- Assignment A
Please rewrite the paragraph of the IB passage that begins "As opposition to IB gathers steam" as a short bulleted list that keeps its main facts.
- Assignment B
Reproduce the IB passage word for word, starting with "As opposition to" and going on through "federal IB funding.".
- Assignment C
Carry the IB passage forward from where it stops, writing the next part in the same style.

- Source extract
────────────────────
IB is coming under increased scrutiny across the country, largely because it is being expanded through additional federal grant money. A recurring criticism concerns IB's promotion of the UN Universal Declaration of Human Rights. Critics point out that students are not taught nor is the public informed that Article 29 of that UN document puts the United Nations in authority over individual rights -- unlike America's founding documents, which describe individual rights as "inalienable." Article 29 states: "These rights and freedoms may in no case be exercised contrary to the purposes and principles of the United Nations."

Another frequent criticism is IB's emphasis on creating "world citizens." Former IBO Deputy Director General, Ian Hill states in the publication, Education for Disarmament, speaking to the Disarmament Forum, that "IBO seeks to develop citizens of the world." ["Curriculum development and ethics in international education," 2001] Whatever we are citizens of, we are governed by. Teaching "world citizenship" undermines our own American citizenship and the authority of our Declaration of Independence, Bill of Rights and Constitution. These documents describe the principles that make protect our freedom.

As opposition to IB gathers steam, a bi-partisan bill will be heard in the Senate next week, S 2198, which would provide even more federal money to implement the IB curriculum nationally. President Bush's American Competitive Initiative, introduced in January, also recommends more federal IB funding.

INTRODUCTORY IB SEMINAR

As an example of the political slant of IB curriculum, A.C. Flora High School in Richland, VA described the 2002 IB Introductory Seminar given in Danvers, MA "designed for schools from around the world interested in becoming part of the IB Program."
────────────────────
- Excerpted records
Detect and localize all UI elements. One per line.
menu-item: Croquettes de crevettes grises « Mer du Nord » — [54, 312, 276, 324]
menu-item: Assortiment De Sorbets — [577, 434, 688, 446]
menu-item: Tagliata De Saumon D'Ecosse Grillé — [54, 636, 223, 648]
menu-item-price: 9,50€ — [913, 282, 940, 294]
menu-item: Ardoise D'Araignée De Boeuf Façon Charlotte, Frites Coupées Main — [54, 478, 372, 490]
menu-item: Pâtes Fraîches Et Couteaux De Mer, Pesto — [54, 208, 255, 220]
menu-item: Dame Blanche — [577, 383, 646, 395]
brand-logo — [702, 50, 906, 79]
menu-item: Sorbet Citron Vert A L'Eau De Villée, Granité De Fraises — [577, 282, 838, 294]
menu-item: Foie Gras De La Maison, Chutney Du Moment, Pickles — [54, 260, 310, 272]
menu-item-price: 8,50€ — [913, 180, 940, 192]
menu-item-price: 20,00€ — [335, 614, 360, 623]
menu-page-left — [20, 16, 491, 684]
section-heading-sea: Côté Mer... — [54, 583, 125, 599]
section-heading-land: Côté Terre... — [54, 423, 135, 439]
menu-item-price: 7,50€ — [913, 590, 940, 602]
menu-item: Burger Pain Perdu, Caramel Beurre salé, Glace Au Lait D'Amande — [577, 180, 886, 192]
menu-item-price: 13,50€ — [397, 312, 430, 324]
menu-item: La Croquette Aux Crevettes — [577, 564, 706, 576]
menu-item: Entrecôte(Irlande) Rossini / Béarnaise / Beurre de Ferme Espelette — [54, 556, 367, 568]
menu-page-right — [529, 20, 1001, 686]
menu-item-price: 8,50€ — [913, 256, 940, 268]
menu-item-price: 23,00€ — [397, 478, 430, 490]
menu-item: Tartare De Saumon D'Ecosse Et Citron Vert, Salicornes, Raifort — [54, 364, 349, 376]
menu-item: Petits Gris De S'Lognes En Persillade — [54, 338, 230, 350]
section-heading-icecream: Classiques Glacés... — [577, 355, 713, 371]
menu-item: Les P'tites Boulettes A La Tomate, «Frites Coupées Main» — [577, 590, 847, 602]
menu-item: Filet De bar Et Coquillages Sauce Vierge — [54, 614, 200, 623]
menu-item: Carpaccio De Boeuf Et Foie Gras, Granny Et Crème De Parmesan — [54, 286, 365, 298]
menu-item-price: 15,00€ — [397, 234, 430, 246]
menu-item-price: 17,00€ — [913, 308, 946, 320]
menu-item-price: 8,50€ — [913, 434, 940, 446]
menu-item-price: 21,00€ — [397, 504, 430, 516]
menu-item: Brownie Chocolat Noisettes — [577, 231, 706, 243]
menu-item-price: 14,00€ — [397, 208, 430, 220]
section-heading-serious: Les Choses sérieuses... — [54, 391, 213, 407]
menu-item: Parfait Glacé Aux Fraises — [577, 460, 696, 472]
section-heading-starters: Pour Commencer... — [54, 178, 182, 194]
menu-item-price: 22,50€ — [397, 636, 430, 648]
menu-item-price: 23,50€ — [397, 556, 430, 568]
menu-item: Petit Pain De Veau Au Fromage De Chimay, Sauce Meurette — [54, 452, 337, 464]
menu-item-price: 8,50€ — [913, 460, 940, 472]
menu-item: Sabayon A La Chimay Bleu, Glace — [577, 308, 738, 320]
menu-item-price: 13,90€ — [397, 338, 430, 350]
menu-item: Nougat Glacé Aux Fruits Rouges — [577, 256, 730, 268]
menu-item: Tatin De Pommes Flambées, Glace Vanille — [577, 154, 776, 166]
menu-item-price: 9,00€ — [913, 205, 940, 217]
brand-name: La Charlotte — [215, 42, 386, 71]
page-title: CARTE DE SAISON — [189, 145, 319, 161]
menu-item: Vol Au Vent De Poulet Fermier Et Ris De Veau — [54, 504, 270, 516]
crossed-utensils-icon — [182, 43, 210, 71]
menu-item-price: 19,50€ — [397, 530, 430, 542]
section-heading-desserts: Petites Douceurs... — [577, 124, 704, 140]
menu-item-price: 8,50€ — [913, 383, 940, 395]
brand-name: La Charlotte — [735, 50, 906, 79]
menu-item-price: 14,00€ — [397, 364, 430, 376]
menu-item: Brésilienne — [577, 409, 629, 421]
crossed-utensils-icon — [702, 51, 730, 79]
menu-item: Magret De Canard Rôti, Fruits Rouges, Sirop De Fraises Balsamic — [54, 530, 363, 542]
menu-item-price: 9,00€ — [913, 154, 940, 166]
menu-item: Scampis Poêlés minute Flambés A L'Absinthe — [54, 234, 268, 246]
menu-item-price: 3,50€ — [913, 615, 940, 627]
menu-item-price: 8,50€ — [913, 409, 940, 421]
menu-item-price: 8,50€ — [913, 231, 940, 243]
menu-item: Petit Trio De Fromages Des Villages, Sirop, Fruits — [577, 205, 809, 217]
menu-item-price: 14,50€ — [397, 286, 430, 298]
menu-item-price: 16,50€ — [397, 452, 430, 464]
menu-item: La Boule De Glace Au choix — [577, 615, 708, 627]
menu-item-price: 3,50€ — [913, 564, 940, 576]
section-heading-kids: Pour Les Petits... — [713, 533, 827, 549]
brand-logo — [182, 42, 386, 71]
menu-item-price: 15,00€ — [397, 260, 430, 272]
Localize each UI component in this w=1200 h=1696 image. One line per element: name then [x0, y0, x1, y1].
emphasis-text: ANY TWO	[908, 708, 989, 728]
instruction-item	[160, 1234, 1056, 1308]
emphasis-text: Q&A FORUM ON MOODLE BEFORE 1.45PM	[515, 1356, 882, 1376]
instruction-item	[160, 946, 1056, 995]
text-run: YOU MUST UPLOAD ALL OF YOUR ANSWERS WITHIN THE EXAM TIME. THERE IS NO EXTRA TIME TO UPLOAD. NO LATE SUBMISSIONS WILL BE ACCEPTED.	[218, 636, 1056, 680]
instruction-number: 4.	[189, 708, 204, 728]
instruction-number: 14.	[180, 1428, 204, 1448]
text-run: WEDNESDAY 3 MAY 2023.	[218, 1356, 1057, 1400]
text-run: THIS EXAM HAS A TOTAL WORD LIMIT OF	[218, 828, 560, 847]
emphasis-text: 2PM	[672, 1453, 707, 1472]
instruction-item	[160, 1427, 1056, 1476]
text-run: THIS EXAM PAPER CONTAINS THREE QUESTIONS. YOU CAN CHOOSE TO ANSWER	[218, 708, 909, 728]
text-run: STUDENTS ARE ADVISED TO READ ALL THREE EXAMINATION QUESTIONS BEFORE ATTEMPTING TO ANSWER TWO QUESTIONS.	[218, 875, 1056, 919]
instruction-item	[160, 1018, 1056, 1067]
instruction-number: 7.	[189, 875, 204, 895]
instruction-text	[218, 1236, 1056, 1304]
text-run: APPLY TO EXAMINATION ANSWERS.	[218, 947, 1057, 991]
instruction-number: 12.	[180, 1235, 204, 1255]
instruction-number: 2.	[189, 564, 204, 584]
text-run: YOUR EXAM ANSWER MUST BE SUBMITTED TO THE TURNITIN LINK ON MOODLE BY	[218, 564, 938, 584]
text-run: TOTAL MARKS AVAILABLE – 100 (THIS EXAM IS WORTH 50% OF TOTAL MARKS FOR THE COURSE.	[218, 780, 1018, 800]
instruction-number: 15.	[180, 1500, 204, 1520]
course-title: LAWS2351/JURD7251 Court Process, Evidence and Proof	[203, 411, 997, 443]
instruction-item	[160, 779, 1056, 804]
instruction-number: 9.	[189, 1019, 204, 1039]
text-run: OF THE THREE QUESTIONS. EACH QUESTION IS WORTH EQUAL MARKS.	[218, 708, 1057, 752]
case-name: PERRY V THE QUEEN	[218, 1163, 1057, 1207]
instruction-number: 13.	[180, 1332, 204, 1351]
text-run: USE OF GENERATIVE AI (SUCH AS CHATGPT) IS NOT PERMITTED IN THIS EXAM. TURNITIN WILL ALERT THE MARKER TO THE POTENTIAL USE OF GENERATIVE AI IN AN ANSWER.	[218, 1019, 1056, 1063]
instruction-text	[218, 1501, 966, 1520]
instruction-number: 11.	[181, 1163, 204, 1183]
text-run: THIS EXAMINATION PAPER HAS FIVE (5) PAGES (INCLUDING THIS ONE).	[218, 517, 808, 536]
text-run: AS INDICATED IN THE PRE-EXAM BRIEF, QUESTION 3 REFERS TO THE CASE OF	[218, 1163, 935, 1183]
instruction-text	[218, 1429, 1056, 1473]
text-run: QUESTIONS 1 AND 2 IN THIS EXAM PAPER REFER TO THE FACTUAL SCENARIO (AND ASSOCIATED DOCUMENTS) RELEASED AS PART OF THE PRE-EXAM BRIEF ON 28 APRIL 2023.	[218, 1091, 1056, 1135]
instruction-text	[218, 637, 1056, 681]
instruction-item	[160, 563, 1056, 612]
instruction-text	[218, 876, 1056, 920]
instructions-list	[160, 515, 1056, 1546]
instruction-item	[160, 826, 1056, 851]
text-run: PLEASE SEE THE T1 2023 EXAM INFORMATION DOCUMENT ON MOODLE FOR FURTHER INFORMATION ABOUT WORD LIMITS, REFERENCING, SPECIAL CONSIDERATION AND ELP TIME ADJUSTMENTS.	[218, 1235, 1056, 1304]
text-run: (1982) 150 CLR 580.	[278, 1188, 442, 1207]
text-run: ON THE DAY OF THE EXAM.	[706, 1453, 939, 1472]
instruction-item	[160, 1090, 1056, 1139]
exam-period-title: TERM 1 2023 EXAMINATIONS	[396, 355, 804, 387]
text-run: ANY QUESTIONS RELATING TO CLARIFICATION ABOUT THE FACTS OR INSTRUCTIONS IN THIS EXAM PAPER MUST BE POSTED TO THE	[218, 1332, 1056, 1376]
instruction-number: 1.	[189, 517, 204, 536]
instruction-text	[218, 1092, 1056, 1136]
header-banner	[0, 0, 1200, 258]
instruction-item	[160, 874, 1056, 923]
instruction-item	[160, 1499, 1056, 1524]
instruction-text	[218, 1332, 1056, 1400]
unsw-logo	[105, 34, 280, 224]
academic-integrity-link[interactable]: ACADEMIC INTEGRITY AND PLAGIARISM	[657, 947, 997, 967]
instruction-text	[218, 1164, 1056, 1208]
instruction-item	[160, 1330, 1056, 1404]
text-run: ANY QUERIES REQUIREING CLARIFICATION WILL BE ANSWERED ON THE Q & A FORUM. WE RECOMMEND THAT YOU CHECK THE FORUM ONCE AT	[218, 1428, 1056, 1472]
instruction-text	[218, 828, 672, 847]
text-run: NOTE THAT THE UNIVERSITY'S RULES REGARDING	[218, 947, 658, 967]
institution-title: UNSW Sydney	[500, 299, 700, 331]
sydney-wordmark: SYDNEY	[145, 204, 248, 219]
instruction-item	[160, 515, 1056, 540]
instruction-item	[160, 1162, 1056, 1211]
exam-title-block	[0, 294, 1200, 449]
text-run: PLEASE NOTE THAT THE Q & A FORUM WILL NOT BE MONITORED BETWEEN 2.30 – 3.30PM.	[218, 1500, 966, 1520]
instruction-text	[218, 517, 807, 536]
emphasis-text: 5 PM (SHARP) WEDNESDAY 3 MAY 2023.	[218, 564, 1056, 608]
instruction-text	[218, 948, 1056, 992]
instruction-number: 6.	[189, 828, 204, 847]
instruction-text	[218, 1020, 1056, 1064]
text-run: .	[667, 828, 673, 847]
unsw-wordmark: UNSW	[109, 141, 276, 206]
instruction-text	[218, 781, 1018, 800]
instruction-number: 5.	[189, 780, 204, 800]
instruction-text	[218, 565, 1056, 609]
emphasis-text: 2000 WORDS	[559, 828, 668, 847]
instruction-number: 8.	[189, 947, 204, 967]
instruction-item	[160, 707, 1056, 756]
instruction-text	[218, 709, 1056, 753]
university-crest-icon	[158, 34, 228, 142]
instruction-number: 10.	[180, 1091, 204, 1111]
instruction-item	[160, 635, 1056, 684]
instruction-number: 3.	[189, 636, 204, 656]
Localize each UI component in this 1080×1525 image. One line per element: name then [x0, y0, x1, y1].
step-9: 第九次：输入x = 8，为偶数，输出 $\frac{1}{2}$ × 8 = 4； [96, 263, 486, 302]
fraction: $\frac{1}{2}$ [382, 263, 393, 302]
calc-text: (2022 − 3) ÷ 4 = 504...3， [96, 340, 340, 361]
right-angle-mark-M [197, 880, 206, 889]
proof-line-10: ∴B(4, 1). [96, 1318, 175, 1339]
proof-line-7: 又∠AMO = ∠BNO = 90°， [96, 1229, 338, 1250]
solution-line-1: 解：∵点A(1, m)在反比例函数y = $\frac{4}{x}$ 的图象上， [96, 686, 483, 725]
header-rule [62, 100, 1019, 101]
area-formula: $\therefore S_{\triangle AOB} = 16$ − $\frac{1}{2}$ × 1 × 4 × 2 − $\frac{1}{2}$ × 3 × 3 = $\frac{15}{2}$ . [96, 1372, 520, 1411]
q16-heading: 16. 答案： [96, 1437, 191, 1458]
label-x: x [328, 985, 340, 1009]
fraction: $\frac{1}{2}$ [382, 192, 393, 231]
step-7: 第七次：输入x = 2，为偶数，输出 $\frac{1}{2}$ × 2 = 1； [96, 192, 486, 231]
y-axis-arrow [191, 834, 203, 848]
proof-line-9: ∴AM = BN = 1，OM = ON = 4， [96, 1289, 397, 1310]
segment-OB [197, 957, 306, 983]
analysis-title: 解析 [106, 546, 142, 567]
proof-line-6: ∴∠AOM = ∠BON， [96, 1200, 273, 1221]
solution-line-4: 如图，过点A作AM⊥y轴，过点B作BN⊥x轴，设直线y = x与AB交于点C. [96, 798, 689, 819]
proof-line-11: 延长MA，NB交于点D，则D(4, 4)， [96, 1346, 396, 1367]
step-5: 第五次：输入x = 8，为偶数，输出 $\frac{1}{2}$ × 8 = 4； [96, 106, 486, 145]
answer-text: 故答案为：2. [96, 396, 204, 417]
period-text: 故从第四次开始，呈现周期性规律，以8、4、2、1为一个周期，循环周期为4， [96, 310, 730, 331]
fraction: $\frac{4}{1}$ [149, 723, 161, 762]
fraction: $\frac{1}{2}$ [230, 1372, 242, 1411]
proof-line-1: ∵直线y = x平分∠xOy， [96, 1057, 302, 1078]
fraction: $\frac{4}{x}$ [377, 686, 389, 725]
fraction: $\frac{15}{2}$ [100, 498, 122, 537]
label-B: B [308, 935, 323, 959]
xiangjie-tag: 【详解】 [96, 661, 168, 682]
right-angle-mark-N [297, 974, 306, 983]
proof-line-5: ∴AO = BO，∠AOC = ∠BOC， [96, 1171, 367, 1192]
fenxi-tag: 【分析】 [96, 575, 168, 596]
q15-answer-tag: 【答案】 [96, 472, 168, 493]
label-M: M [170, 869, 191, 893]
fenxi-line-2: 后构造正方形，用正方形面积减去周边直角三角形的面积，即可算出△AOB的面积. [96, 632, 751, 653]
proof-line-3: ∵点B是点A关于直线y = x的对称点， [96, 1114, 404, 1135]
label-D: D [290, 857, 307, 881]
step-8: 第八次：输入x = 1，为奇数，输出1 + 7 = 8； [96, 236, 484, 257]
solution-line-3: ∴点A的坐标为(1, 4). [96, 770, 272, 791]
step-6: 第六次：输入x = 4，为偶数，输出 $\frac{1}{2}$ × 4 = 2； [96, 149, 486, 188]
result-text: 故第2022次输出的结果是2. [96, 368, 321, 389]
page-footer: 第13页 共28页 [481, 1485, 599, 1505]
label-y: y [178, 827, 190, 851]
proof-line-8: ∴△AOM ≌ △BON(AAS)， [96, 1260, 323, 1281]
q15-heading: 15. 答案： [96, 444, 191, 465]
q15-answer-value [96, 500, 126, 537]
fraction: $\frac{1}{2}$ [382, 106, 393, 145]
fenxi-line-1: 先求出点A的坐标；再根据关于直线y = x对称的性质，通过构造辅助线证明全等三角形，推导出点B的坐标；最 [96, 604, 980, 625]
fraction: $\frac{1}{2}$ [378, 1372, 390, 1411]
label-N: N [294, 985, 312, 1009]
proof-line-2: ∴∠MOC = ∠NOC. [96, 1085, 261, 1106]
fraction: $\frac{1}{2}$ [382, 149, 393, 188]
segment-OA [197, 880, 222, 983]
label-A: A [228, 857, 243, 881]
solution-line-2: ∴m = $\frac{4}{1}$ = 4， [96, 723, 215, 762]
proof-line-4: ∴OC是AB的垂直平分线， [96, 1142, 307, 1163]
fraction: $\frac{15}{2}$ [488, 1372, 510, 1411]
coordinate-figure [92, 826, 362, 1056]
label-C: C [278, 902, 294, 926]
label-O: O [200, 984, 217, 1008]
────────────────────
- Exercise answer A
- As opposition to IB grows, the Senate will hear a bipartisan bill, S 2198, next week.
- The bill would provide more federal money to implement the IB curriculum nationally.
- President Bush's American Competitive Initiative, introduced in January, also recommends more federal IB funding.

- Exercise answer B
As opposition to IB gathers steam, a bi-partisan bill will be heard in the Senate next week, S 2198, which would provide even more federal money to implement the IB curriculum nationally. President Bush's American Competitive Initiative, introduced in January, also recommends more federal IB funding.

- Exercise answer C
A. C. Flora's Plan for Integrating Global Concerns into the Curricula:

Math Studies curriculum explores problems concerning the weather, environmental protection, conservation, and energy.

In HL Math the students will look at the global population problem, regional population problems, and models for the spread of disease, using data from problem areas such as the African AIDS epidemic.

The statistics unit will examine a variety of problems from a global perspective, such as the disparity of wealth distribution between first and third world countries.

The IB Physics curriculum will integrate global concerns and perspectives in the following ways: when studying electricity and magnetism, students look at power production and the third world, the control of emissions from power producing plants, control of emissions from automobiles, non-point source pollution and countries right to defend against it (for example, Canada’s right for compensation from the US for the production of acid rain);when studying the law of conservation of energy, they will examine the oil reserves on earth and the rights of OPEC countries to control the production of oil;

Students will delve into some of the more pressing international pollution concerns, such as global warming, fossil fuels, heavy metals, and other waste products of an increasingly industrialized world.

Because science ... some examples include: environmental concerns (presently the honors level biology classes, which are pre-IB, are researching the Galapagos Islands oil spill from an Ecuadorian tanker. The students are writing persuasive letters to government officials. Worldwide environmental issues will always exist and can be integrated into the lessons.)

In Theory of Knowledge, students will frequently address issues from a multicultural perspective. For example, ethical topics must always be discussed from the perspective of different cultures, such as Muslim, Native American, Western European, African, and so forth. Also, students will seek to identify and examine the validity of cultural stereotypes, for example, the common assumption that Europeans use primarily linear rational thought, while people of the Far East think in non-linear, mystical ways.


Students will look at languages in translation and how misperceptions can arise from translation and social and cultural biases.

In Latin SL, an ancient language, students will examine the ancient world as a sounding board to measure and compare the global issues in a modern world. Students will discuss the impact on the Roman world, as well as their own, of such topics as women’s rights, slavery, and national imperialism.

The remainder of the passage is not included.